> **TASK PROMPT**
Every line of the material below must be repeated exactly.

[Entries with figure data]

::::::::

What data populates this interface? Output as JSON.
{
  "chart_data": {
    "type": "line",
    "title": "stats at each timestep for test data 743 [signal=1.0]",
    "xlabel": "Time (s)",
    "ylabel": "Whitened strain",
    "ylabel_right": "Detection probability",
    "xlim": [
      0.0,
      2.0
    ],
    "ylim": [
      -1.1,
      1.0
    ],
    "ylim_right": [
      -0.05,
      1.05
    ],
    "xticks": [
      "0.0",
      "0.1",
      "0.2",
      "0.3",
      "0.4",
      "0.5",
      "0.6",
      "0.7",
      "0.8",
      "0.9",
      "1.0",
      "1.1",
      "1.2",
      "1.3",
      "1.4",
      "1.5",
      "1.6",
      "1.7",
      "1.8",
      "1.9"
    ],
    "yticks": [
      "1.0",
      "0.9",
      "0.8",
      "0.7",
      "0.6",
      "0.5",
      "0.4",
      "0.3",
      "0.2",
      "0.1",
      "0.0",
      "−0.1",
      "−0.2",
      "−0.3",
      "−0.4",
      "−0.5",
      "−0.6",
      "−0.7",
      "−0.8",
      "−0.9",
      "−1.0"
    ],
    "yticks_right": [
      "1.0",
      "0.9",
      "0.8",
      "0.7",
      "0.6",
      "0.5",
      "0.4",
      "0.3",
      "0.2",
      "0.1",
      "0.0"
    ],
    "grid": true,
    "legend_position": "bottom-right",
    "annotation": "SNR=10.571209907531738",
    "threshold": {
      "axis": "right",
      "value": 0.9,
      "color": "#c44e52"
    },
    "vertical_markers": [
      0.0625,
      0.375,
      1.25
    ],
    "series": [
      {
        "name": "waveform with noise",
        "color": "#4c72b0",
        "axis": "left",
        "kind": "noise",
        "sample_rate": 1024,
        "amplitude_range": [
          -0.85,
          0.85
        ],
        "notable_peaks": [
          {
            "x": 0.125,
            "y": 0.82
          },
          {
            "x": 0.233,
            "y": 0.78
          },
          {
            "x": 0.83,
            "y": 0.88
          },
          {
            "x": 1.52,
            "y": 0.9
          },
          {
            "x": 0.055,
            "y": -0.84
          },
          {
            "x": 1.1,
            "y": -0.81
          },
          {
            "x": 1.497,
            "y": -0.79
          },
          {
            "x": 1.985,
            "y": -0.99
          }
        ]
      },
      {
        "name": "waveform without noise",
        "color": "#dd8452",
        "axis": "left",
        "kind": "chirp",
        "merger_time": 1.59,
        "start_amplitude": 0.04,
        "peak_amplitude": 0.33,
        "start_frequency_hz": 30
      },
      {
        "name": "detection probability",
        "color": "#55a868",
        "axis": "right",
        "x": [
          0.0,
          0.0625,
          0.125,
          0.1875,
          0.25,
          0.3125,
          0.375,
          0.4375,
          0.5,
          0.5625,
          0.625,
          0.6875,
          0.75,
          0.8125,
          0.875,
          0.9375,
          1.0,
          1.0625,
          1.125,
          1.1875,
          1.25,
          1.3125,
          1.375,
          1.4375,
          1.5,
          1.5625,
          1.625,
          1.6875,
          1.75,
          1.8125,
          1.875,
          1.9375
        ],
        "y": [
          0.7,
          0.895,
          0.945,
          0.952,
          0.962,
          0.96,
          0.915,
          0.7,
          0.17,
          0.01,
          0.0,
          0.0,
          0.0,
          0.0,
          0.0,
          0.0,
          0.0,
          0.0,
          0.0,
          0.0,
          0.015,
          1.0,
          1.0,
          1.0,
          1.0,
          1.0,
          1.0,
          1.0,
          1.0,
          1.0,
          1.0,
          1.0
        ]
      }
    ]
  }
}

::::::::

> **THE COMPLETED TASK**
What data populates this interface? Output as JSON.
{
  "chart_data": {
    "type": "line",
    "title": "stats at each timestep for test data 743 [signal=1.0]",
    "xlabel": "Time (s)",
    "ylabel": "Whitened strain",
    "ylabel_right": "Detection probability",
    "xlim": [
      0.0,
      2.0
    ],
    "ylim": [
      -1.1,
      1.0
    ],
    "ylim_right": [
      -0.05,
      1.05
    ],
    "xticks": [
      "0.0",
      "0.1",
      "0.2",
      "0.3",
      "0.4",
      "0.5",
      "0.6",
      "0.7",
      "0.8",
      "0.9",
      "1.0",
      "1.1",
      "1.2",
      "1.3",
      "1.4",
      "1.5",
      "1.6",
      "1.7",
      "1.8",
      "1.9"
    ],
    "yticks": [
      "1.0",
      "0.9",
      "0.8",
      "0.7",
      "0.6",
      "0.5",
      "0.4",
      "0.3",
      "0.2",
      "0.1",
      "0.0",
      "−0.1",
      "−0.2",
      "−0.3",
      "−0.4",
      "−0.5",
      "−0.6",
      "−0.7",
      "−0.8",
      "−0.9",
      "−1.0"
    ],
    "yticks_right": [
      "1.0",
      "0.9",
      "0.8",
      "0.7",
      "0.6",
      "0.5",
      "0.4",
      "0.3",
      "0.2",
      "0.1",
      "0.0"
    ],
    "grid": true,
    "legend_position": "bottom-right",
    "annotation": "SNR=10.571209907531738",
    "threshold": {
      "axis": "right",
      "value": 0.9,
      "color": "#c44e52"
    },
    "vertical_markers": [
      0.0625,
      0.375,
      1.25
    ],
    "series": [
      {
        "name": "waveform with noise",
        "color": "#4c72b0",
        "axis": "left",
        "kind": "noise",
        "sample_rate": 1024,
        "amplitude_range": [
          -0.85,
          0.85
        ],
        "notable_peaks": [
          {
            "x": 0.125,
            "y": 0.82
          },
          {
            "x": 0.233,
            "y": 0.78
          },
          {
            "x": 0.83,
            "y": 0.88
          },
          {
            "x": 1.52,
            "y": 0.9
          },
          {
            "x": 0.055,
            "y": -0.84
          },
          {
            "x": 1.1,
            "y": -0.81
          },
          {
            "x": 1.497,
            "y": -0.79
          },
          {
            "x": 1.985,
            "y": -0.99
          }
        ]
      },
      {
        "name": "waveform without noise",
        "color": "#dd8452",
        "axis": "left",
        "kind": "chirp",
        "merger_time": 1.59,
        "start_amplitude": 0.04,
        "peak_amplitude": 0.33,
        "start_frequency_hz": 30
      },
      {
        "name": "detection probability",
        "color": "#55a868",
        "axis": "right",
        "x": [
          0.0,
          0.0625,
          0.125,
          0.1875,
          0.25,
          0.3125,
          0.375,
          0.4375,
          0.5,
          0.5625,
          0.625,
          0.6875,
          0.75,
          0.8125,
          0.875,
          0.9375,
          1.0,
          1.0625,
          1.125,
          1.1875,
          1.25,
          1.3125,
          1.375,
          1.4375,
          1.5,
          1.5625,
          1.625,
          1.6875,
          1.75,
          1.8125,
          1.875,
          1.9375
        ],
        "y": [
          0.7,
          0.895,
          0.945,
          0.952,
          0.962,
          0.96,
          0.915,
          0.7,
          0.17,
          0.01,
          0.0,
          0.0,
          0.0,
          0.0,
          0.0,
          0.0,
          0.0,
          0.0,
          0.0,
          0.0,
          0.015,
          1.0,
          1.0,
          1.0,
          1.0,
          1.0,
          1.0,
          1.0,
          1.0,
          1.0,
          1.0,
          1.0
        ]
      }
    ]
  }
}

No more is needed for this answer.